# Extracted information
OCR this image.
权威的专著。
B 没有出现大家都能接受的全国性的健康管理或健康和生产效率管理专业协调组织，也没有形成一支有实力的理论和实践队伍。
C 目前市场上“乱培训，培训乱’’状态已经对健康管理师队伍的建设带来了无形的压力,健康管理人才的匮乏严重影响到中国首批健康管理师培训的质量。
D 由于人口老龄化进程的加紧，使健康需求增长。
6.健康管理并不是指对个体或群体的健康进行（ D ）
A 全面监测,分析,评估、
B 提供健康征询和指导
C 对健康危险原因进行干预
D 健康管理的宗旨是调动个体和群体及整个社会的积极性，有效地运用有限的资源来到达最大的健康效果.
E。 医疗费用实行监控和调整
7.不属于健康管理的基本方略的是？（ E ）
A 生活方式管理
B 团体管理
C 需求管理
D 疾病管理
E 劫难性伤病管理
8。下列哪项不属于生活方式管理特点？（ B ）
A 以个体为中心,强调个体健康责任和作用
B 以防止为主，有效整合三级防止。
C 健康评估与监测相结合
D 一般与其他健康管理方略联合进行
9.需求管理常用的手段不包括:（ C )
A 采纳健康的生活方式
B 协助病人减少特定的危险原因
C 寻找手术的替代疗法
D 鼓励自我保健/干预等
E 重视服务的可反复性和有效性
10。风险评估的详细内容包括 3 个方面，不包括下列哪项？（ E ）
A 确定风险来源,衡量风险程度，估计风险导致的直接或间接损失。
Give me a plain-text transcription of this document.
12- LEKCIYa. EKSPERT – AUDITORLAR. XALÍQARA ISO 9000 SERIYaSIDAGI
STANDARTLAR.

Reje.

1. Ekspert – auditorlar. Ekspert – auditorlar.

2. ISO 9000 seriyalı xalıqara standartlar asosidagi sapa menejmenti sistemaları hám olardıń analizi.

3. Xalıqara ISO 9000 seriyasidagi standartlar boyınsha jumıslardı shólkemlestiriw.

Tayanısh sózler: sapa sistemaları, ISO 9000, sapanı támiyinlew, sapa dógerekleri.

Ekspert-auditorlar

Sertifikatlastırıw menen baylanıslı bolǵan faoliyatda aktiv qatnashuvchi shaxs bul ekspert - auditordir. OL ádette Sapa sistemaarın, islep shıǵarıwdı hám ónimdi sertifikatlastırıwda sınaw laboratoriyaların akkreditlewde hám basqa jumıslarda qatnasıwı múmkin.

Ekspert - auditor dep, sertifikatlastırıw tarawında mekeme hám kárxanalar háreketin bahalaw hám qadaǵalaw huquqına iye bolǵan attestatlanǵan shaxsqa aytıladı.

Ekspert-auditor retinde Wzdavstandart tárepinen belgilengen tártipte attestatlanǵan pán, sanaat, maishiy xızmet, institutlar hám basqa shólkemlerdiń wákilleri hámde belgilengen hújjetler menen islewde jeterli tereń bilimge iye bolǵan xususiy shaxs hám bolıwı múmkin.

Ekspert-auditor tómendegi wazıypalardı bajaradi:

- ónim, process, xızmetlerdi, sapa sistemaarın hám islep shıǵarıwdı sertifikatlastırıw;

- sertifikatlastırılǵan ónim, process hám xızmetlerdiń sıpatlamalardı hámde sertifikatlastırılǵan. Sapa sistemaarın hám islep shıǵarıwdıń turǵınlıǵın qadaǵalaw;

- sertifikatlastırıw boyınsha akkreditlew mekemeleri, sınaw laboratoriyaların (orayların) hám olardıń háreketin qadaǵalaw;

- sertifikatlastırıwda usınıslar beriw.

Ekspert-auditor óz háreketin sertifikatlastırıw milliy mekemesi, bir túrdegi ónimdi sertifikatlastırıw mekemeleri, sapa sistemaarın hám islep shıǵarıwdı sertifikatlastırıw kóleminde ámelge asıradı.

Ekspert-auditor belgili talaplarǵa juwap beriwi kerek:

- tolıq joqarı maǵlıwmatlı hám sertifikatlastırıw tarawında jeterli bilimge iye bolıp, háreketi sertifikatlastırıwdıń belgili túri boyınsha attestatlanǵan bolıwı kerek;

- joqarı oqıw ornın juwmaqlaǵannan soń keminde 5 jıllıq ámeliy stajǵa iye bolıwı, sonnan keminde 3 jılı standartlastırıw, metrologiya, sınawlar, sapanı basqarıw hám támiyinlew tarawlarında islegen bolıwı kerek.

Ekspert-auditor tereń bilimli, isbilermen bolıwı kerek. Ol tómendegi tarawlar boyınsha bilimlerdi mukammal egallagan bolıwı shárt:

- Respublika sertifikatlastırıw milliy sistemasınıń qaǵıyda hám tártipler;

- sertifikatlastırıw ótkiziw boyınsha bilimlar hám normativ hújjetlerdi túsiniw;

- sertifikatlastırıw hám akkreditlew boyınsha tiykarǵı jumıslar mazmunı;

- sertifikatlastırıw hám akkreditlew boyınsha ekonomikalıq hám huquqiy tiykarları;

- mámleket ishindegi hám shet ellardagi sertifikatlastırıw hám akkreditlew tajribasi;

# Request
Out of the preceding entries, pull every line containing the string "sapanı".

# Problem solution
Tayanısh sózler: sapa sistemaları, ISO 9000, sapanı támiyinlew, sapa dógerekleri.
- joqarı oqıw ornın juwmaqlaǵannan soń keminde 5 jıllıq ámeliy stajǵa iye bolıwı, sonnan keminde 3 jılı standartlastırıw, metrologiya, sınawlar, sapanı basqarıw hám támiyinlew tarawlarında islegen bolıwı kerek.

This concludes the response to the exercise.